● The task
Count every line in the data below where "Shanghai" occurs, then state that number and nothing more.

● Input for this task
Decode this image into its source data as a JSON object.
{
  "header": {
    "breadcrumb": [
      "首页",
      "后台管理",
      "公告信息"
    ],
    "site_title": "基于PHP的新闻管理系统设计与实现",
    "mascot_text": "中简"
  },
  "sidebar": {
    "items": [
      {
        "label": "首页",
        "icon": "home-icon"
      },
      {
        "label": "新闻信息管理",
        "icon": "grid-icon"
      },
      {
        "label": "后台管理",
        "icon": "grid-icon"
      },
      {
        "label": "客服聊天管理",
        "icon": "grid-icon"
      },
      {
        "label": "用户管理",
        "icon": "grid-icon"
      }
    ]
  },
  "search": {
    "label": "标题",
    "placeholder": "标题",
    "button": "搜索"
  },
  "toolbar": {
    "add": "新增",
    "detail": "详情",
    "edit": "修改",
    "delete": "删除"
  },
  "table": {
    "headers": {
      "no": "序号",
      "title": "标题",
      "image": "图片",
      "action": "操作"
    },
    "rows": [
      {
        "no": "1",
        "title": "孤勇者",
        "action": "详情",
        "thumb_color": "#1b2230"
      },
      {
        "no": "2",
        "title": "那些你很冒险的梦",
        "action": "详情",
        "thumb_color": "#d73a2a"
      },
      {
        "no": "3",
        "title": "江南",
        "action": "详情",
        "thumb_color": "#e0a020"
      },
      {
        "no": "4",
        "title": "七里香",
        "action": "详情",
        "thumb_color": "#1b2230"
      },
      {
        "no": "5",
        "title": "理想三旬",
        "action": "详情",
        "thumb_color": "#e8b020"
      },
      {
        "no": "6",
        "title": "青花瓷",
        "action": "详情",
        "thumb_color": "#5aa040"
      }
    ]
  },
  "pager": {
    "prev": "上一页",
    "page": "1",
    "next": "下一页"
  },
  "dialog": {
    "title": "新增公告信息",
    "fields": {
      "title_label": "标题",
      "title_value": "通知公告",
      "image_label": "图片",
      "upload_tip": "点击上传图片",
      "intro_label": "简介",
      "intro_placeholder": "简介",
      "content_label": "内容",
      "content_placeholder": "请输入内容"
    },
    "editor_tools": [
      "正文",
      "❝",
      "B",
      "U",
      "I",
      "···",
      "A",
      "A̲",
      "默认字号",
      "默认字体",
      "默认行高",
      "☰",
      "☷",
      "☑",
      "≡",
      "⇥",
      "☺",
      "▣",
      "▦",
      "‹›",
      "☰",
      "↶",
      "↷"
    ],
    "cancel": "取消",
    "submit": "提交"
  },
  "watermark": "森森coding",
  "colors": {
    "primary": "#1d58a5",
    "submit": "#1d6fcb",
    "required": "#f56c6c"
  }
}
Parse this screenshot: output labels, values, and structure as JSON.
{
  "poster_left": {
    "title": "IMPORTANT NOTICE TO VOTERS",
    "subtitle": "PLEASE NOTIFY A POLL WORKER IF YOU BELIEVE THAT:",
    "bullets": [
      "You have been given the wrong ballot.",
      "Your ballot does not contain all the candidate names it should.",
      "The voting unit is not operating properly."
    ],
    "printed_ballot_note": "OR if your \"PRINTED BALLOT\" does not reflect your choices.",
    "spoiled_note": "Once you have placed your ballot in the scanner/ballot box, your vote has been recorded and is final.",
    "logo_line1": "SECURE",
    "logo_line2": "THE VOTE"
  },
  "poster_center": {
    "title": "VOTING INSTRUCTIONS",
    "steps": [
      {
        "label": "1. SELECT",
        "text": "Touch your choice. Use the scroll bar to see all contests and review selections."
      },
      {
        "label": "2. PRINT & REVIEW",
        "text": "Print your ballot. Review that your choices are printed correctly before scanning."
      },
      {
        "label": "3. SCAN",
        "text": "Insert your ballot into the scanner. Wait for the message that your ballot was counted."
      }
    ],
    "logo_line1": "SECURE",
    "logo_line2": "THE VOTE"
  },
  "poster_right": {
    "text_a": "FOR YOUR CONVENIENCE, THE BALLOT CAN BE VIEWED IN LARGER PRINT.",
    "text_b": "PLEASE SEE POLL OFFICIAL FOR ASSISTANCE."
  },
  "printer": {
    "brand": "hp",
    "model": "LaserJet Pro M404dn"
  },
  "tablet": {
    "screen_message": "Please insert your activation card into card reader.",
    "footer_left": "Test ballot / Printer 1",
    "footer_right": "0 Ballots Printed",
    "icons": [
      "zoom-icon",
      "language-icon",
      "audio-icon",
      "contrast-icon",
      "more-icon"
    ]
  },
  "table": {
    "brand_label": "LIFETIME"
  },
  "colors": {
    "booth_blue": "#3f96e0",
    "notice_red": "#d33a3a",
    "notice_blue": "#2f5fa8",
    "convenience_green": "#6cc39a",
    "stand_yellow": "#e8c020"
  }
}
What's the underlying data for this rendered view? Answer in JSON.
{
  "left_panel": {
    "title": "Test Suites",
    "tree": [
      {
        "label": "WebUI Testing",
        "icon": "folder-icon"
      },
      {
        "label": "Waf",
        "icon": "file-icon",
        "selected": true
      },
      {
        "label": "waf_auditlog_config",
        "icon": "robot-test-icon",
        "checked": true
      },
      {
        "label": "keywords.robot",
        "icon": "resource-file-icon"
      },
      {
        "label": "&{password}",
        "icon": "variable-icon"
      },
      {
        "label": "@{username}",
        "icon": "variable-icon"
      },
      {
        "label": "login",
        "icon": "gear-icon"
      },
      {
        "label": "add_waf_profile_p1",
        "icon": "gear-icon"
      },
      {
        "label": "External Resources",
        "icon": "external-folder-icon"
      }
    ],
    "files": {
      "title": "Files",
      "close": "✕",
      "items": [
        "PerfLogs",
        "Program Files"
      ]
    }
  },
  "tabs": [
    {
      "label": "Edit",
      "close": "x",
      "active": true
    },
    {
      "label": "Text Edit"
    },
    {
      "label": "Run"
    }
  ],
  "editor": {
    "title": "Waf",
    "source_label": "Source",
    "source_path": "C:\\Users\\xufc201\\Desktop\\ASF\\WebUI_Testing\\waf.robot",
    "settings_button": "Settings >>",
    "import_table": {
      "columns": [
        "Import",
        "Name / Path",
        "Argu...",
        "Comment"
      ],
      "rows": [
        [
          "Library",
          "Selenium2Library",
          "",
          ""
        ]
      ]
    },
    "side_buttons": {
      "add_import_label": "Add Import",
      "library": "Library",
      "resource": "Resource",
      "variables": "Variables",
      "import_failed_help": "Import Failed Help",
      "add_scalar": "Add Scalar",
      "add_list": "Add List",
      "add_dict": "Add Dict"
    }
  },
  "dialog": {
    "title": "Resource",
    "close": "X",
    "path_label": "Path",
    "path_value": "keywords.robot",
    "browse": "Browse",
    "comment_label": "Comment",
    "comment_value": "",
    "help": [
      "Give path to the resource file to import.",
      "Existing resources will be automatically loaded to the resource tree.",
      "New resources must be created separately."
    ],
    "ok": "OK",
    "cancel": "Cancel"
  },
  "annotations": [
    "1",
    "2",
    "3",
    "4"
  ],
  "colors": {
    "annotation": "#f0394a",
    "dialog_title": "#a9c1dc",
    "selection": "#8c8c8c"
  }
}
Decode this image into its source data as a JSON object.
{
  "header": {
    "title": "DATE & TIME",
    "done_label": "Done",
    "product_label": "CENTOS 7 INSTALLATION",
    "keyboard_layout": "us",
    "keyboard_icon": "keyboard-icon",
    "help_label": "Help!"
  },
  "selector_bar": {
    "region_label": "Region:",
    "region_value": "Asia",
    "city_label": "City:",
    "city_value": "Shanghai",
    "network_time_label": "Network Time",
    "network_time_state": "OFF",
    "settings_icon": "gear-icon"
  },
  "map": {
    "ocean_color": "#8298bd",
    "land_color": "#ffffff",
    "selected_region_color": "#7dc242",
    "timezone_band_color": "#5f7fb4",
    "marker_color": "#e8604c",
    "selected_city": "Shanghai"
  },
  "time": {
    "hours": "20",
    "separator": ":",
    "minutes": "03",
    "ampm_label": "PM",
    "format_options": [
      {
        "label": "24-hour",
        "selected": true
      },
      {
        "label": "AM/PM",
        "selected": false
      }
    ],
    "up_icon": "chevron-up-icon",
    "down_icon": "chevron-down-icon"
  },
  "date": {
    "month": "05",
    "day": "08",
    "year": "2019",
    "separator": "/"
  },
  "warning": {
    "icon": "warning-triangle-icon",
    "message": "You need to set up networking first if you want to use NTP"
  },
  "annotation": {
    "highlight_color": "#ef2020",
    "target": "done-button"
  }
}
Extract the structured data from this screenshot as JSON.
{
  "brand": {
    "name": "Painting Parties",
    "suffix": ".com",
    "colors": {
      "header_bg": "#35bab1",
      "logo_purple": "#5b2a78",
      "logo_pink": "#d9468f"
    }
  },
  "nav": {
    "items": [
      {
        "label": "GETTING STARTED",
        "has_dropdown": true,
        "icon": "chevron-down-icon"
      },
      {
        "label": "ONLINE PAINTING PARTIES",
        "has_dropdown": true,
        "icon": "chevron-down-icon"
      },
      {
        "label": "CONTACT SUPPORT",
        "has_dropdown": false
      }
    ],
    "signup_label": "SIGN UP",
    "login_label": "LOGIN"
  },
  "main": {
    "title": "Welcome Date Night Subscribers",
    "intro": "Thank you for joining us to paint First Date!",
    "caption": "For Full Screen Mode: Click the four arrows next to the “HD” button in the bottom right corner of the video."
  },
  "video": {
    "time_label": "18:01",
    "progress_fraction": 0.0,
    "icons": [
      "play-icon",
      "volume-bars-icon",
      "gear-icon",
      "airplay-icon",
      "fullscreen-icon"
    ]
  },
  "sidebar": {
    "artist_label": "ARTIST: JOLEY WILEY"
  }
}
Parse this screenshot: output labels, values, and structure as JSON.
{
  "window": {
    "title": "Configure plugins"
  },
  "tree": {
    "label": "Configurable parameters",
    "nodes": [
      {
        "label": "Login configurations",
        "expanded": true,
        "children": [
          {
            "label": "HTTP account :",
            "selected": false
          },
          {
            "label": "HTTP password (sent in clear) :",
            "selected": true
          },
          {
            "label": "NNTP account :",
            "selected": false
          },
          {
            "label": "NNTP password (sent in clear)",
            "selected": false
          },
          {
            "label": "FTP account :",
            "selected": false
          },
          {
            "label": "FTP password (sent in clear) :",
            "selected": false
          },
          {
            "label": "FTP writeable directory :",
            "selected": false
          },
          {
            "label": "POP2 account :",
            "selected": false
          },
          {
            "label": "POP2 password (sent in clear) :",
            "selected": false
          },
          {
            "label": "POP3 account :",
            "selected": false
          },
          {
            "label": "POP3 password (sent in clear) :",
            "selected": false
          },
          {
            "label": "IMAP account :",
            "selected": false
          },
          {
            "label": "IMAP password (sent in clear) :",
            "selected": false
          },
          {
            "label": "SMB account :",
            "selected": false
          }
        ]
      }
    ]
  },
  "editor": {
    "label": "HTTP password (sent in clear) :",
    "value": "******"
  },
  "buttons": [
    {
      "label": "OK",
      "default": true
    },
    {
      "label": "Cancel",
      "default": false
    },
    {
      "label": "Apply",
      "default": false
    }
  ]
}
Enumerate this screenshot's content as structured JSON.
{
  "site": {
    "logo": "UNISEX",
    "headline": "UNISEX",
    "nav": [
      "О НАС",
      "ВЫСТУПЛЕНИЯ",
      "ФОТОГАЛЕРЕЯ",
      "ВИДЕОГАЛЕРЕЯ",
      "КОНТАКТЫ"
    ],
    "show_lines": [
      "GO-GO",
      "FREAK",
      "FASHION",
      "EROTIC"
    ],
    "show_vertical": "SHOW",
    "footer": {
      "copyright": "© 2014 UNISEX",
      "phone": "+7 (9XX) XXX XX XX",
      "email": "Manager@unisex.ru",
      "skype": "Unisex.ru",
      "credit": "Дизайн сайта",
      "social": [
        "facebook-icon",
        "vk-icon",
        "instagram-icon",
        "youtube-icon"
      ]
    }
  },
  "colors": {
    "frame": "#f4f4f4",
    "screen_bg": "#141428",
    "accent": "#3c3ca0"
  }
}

● Result
2